AIM OF THE TASK:
The listing below must be repeated word for word, with its images excluded.

[Data tied to figure images]
####################
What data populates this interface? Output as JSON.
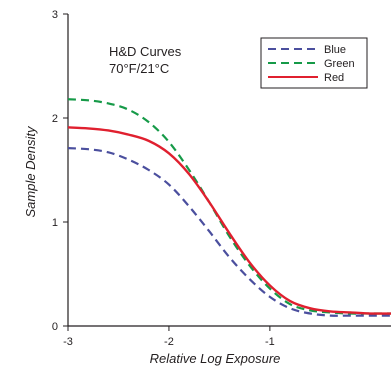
{
  "chart_data": {
    "type": "line",
    "title": "",
    "annotation": [
      "H&D Curves",
      "70°F/21°C"
    ],
    "xlabel": "Relative Log Exposure",
    "ylabel": "Sample Density",
    "xlim": [
      -3,
      0.2
    ],
    "ylim": [
      0,
      3
    ],
    "x_ticks": [
      -3,
      -2,
      -1
    ],
    "x_tick_labels": [
      "-3",
      "-2",
      "-1"
    ],
    "y_ticks": [
      0,
      1,
      2,
      3
    ],
    "y_tick_labels": [
      "0",
      "1",
      "2",
      "3"
    ],
    "grid": false,
    "legend_position": "top-right",
    "series": [
      {
        "name": "Blue",
        "color": "#4b4f9e",
        "dash": "dashed",
        "x": [
          -3.0,
          -2.8,
          -2.6,
          -2.4,
          -2.2,
          -2.0,
          -1.8,
          -1.6,
          -1.4,
          -1.2,
          -1.0,
          -0.8,
          -0.6,
          -0.4,
          -0.2,
          0.0,
          0.2
        ],
        "y": [
          1.71,
          1.7,
          1.67,
          1.6,
          1.5,
          1.36,
          1.15,
          0.91,
          0.66,
          0.45,
          0.28,
          0.17,
          0.12,
          0.1,
          0.1,
          0.1,
          0.1
        ]
      },
      {
        "name": "Green",
        "color": "#169a48",
        "dash": "dashed",
        "x": [
          -3.0,
          -2.8,
          -2.6,
          -2.4,
          -2.2,
          -2.0,
          -1.8,
          -1.6,
          -1.4,
          -1.2,
          -1.0,
          -0.8,
          -0.6,
          -0.4,
          -0.2,
          0.0,
          0.2
        ],
        "y": [
          2.18,
          2.17,
          2.14,
          2.08,
          1.96,
          1.77,
          1.5,
          1.19,
          0.86,
          0.58,
          0.36,
          0.21,
          0.15,
          0.13,
          0.12,
          0.12,
          0.12
        ]
      },
      {
        "name": "Red",
        "color": "#e0202f",
        "dash": "solid",
        "x": [
          -3.0,
          -2.8,
          -2.6,
          -2.4,
          -2.2,
          -2.0,
          -1.8,
          -1.6,
          -1.4,
          -1.2,
          -1.0,
          -0.8,
          -0.6,
          -0.4,
          -0.2,
          0.0,
          0.2
        ],
        "y": [
          1.91,
          1.9,
          1.88,
          1.84,
          1.78,
          1.66,
          1.46,
          1.19,
          0.89,
          0.61,
          0.39,
          0.24,
          0.17,
          0.14,
          0.13,
          0.12,
          0.12
        ]
      }
    ]
  }
}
####################
TASK OUTPUT:
What data populates this interface? Output as JSON.
{
  "chart_data": {
    "type": "line",
    "title": "",
    "annotation": [
      "H&D Curves",
      "70°F/21°C"
    ],
    "xlabel": "Relative Log Exposure",
    "ylabel": "Sample Density",
    "xlim": [
      -3,
      0.2
    ],
    "ylim": [
      0,
      3
    ],
    "x_ticks": [
      -3,
      -2,
      -1
    ],
    "x_tick_labels": [
      "-3",
      "-2",
      "-1"
    ],
    "y_ticks": [
      0,
      1,
      2,
      3
    ],
    "y_tick_labels": [
      "0",
      "1",
      "2",
      "3"
    ],
    "grid": false,
    "legend_position": "top-right",
    "series": [
      {
        "name": "Blue",
        "color": "#4b4f9e",
        "dash": "dashed",
        "x": [
          -3.0,
          -2.8,
          -2.6,
          -2.4,
          -2.2,
          -2.0,
          -1.8,
          -1.6,
          -1.4,
          -1.2,
          -1.0,
          -0.8,
          -0.6,
          -0.4,
          -0.2,
          0.0,
          0.2
        ],
        "y": [
          1.71,
          1.7,
          1.67,
          1.6,
          1.5,
          1.36,
          1.15,
          0.91,
          0.66,
          0.45,
          0.28,
          0.17,
          0.12,
          0.1,
          0.1,
          0.1,
          0.1
        ]
      },
      {
        "name": "Green",
        "color": "#169a48",
        "dash": "dashed",
        "x": [
          -3.0,
          -2.8,
          -2.6,
          -2.4,
          -2.2,
          -2.0,
          -1.8,
          -1.6,
          -1.4,
          -1.2,
          -1.0,
          -0.8,
          -0.6,
          -0.4,
          -0.2,
          0.0,
          0.2
        ],
        "y": [
          2.18,
          2.17,
          2.14,
          2.08,
          1.96,
          1.77,
          1.5,
          1.19,
          0.86,
          0.58,
          0.36,
          0.21,
          0.15,
          0.13,
          0.12,
          0.12,
          0.12
        ]
      },
      {
        "name": "Red",
        "color": "#e0202f",
        "dash": "solid",
        "x": [
          -3.0,
          -2.8,
          -2.6,
          -2.4,
          -2.2,
          -2.0,
          -1.8,
          -1.6,
          -1.4,
          -1.2,
          -1.0,
          -0.8,
          -0.6,
          -0.4,
          -0.2,
          0.0,
          0.2
        ],
        "y": [
          1.91,
          1.9,
          1.88,
          1.84,
          1.78,
          1.66,
          1.46,
          1.19,
          0.89,
          0.61,
          0.39,
          0.24,
          0.17,
          0.14,
          0.13,
          0.12,
          0.12
        ]
      }
    ]
  }
}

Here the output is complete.